-- Begin Exercise input --

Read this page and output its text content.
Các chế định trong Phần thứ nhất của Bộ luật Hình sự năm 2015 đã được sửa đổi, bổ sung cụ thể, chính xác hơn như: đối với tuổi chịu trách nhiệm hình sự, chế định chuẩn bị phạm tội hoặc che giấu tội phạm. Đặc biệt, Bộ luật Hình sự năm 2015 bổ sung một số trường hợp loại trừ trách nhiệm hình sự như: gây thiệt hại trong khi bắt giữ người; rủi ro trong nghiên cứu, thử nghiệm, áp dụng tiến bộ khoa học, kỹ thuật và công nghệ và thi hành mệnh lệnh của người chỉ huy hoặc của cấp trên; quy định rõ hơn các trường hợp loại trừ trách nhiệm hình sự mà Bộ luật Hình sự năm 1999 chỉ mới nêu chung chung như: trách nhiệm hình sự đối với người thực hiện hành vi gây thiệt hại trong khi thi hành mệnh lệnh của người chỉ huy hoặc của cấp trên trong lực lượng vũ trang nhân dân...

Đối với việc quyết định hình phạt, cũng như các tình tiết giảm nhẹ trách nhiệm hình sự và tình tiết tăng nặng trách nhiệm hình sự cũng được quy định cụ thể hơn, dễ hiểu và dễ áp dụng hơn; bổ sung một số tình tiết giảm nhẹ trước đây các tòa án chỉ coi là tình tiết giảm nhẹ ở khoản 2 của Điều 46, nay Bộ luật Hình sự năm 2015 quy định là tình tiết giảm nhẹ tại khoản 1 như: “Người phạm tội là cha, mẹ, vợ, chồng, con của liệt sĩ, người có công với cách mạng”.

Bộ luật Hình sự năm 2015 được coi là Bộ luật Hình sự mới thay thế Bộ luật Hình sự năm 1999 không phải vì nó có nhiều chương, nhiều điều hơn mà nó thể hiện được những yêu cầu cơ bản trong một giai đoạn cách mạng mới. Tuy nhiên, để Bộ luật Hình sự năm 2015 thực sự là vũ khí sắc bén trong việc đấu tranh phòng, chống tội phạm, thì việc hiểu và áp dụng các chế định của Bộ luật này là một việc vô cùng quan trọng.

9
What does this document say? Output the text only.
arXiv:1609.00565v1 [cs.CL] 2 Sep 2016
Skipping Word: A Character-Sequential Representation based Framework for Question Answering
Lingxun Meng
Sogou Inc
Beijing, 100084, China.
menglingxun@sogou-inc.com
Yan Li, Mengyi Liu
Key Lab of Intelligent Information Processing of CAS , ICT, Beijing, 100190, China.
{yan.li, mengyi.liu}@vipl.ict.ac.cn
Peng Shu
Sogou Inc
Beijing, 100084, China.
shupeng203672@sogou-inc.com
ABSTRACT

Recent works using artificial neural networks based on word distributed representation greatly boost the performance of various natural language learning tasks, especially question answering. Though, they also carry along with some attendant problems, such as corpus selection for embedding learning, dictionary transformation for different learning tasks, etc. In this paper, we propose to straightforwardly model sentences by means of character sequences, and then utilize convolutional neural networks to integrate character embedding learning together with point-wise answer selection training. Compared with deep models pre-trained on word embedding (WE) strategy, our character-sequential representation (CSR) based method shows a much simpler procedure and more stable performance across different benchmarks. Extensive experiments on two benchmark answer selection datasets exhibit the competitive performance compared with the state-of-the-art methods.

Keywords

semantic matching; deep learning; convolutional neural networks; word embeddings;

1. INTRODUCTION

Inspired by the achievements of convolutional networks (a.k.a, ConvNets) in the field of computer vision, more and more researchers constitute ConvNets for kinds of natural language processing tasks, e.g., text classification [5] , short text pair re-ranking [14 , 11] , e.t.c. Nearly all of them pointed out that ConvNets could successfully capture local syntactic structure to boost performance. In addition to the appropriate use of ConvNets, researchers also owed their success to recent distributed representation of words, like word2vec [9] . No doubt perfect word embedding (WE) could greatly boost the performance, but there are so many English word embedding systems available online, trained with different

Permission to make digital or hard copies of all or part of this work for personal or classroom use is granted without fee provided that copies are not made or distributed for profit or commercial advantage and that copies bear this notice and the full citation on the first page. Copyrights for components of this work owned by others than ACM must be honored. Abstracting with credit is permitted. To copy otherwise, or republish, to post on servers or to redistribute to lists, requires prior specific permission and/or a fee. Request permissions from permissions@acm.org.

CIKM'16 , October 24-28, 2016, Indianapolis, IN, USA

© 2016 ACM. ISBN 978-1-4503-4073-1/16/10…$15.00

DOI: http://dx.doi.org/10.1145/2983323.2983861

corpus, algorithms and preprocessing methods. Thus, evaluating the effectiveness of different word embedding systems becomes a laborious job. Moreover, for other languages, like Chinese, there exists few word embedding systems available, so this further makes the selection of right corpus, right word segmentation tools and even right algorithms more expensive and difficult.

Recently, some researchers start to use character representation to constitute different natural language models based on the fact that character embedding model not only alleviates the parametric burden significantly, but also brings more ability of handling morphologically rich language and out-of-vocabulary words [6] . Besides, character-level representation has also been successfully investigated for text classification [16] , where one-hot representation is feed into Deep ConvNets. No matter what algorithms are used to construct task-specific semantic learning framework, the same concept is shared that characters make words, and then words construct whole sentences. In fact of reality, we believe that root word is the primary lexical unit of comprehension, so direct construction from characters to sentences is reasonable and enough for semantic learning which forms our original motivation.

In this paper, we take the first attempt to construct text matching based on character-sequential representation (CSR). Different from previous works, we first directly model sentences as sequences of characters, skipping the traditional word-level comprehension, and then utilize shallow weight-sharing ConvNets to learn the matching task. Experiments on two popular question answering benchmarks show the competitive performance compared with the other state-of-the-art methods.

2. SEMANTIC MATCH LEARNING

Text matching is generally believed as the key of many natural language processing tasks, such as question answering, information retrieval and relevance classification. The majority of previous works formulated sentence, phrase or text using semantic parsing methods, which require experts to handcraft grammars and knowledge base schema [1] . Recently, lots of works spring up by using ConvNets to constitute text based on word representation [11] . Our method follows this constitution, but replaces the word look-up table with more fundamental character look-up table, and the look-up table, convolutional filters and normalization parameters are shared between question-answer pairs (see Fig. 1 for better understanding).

-- End Exercise input --

- Exercise description:
Every entry above needs to be quoted exactly.

- Solution to the problem:
Read this page and output its text content.
Các chế định trong Phần thứ nhất của Bộ luật Hình sự năm 2015 đã được sửa đổi, bổ sung cụ thể, chính xác hơn như: đối với tuổi chịu trách nhiệm hình sự, chế định chuẩn bị phạm tội hoặc che giấu tội phạm. Đặc biệt, Bộ luật Hình sự năm 2015 bổ sung một số trường hợp loại trừ trách nhiệm hình sự như: gây thiệt hại trong khi bắt giữ người; rủi ro trong nghiên cứu, thử nghiệm, áp dụng tiến bộ khoa học, kỹ thuật và công nghệ và thi hành mệnh lệnh của người chỉ huy hoặc của cấp trên; quy định rõ hơn các trường hợp loại trừ trách nhiệm hình sự mà Bộ luật Hình sự năm 1999 chỉ mới nêu chung chung như: trách nhiệm hình sự đối với người thực hiện hành vi gây thiệt hại trong khi thi hành mệnh lệnh của người chỉ huy hoặc của cấp trên trong lực lượng vũ trang nhân dân...

Đối với việc quyết định hình phạt, cũng như các tình tiết giảm nhẹ trách nhiệm hình sự và tình tiết tăng nặng trách nhiệm hình sự cũng được quy định cụ thể hơn, dễ hiểu và dễ áp dụng hơn; bổ sung một số tình tiết giảm nhẹ trước đây các tòa án chỉ coi là tình tiết giảm nhẹ ở khoản 2 của Điều 46, nay Bộ luật Hình sự năm 2015 quy định là tình tiết giảm nhẹ tại khoản 1 như: “Người phạm tội là cha, mẹ, vợ, chồng, con của liệt sĩ, người có công với cách mạng”.

Bộ luật Hình sự năm 2015 được coi là Bộ luật Hình sự mới thay thế Bộ luật Hình sự năm 1999 không phải vì nó có nhiều chương, nhiều điều hơn mà nó thể hiện được những yêu cầu cơ bản trong một giai đoạn cách mạng mới. Tuy nhiên, để Bộ luật Hình sự năm 2015 thực sự là vũ khí sắc bén trong việc đấu tranh phòng, chống tội phạm, thì việc hiểu và áp dụng các chế định của Bộ luật này là một việc vô cùng quan trọng.

9
What does this document say? Output the text only.
arXiv:1609.00565v1 [cs.CL] 2 Sep 2016
Skipping Word: A Character-Sequential Representation based Framework for Question Answering
Lingxun Meng
Sogou Inc
Beijing, 100084, China.
menglingxun@sogou-inc.com
Yan Li, Mengyi Liu
Key Lab of Intelligent Information Processing of CAS , ICT, Beijing, 100190, China.
{yan.li, mengyi.liu}@vipl.ict.ac.cn
Peng Shu
Sogou Inc
Beijing, 100084, China.
shupeng203672@sogou-inc.com
ABSTRACT

Recent works using artificial neural networks based on word distributed representation greatly boost the performance of various natural language learning tasks, especially question answering. Though, they also carry along with some attendant problems, such as corpus selection for embedding learning, dictionary transformation for different learning tasks, etc. In this paper, we propose to straightforwardly model sentences by means of character sequences, and then utilize convolutional neural networks to integrate character embedding learning together with point-wise answer selection training. Compared with deep models pre-trained on word embedding (WE) strategy, our character-sequential representation (CSR) based method shows a much simpler procedure and more stable performance across different benchmarks. Extensive experiments on two benchmark answer selection datasets exhibit the competitive performance compared with the state-of-the-art methods.

Keywords

semantic matching; deep learning; convolutional neural networks; word embeddings;

1. INTRODUCTION

Inspired by the achievements of convolutional networks (a.k.a, ConvNets) in the field of computer vision, more and more researchers constitute ConvNets for kinds of natural language processing tasks, e.g., text classification [5] , short text pair re-ranking [14 , 11] , e.t.c. Nearly all of them pointed out that ConvNets could successfully capture local syntactic structure to boost performance. In addition to the appropriate use of ConvNets, researchers also owed their success to recent distributed representation of words, like word2vec [9] . No doubt perfect word embedding (WE) could greatly boost the performance, but there are so many English word embedding systems available online, trained with different

Permission to make digital or hard copies of all or part of this work for personal or classroom use is granted without fee provided that copies are not made or distributed for profit or commercial advantage and that copies bear this notice and the full citation on the first page. Copyrights for components of this work owned by others than ACM must be honored. Abstracting with credit is permitted. To copy otherwise, or republish, to post on servers or to redistribute to lists, requires prior specific permission and/or a fee. Request permissions from permissions@acm.org.

CIKM'16 , October 24-28, 2016, Indianapolis, IN, USA

© 2016 ACM. ISBN 978-1-4503-4073-1/16/10…$15.00

DOI: http://dx.doi.org/10.1145/2983323.2983861

corpus, algorithms and preprocessing methods. Thus, evaluating the effectiveness of different word embedding systems becomes a laborious job. Moreover, for other languages, like Chinese, there exists few word embedding systems available, so this further makes the selection of right corpus, right word segmentation tools and even right algorithms more expensive and difficult.

Recently, some researchers start to use character representation to constitute different natural language models based on the fact that character embedding model not only alleviates the parametric burden significantly, but also brings more ability of handling morphologically rich language and out-of-vocabulary words [6] . Besides, character-level representation has also been successfully investigated for text classification [16] , where one-hot representation is feed into Deep ConvNets. No matter what algorithms are used to construct task-specific semantic learning framework, the same concept is shared that characters make words, and then words construct whole sentences. In fact of reality, we believe that root word is the primary lexical unit of comprehension, so direct construction from characters to sentences is reasonable and enough for semantic learning which forms our original motivation.

In this paper, we take the first attempt to construct text matching based on character-sequential representation (CSR). Different from previous works, we first directly model sentences as sequences of characters, skipping the traditional word-level comprehension, and then utilize shallow weight-sharing ConvNets to learn the matching task. Experiments on two popular question answering benchmarks show the competitive performance compared with the other state-of-the-art methods.

2. SEMANTIC MATCH LEARNING

Text matching is generally believed as the key of many natural language processing tasks, such as question answering, information retrieval and relevance classification. The majority of previous works formulated sentence, phrase or text using semantic parsing methods, which require experts to handcraft grammars and knowledge base schema [1] . Recently, lots of works spring up by using ConvNets to constitute text based on word representation [11] . Our method follows this constitution, but replaces the word look-up table with more fundamental character look-up table, and the look-up table, convolutional filters and normalization parameters are shared between question-answer pairs (see Fig. 1 for better understanding).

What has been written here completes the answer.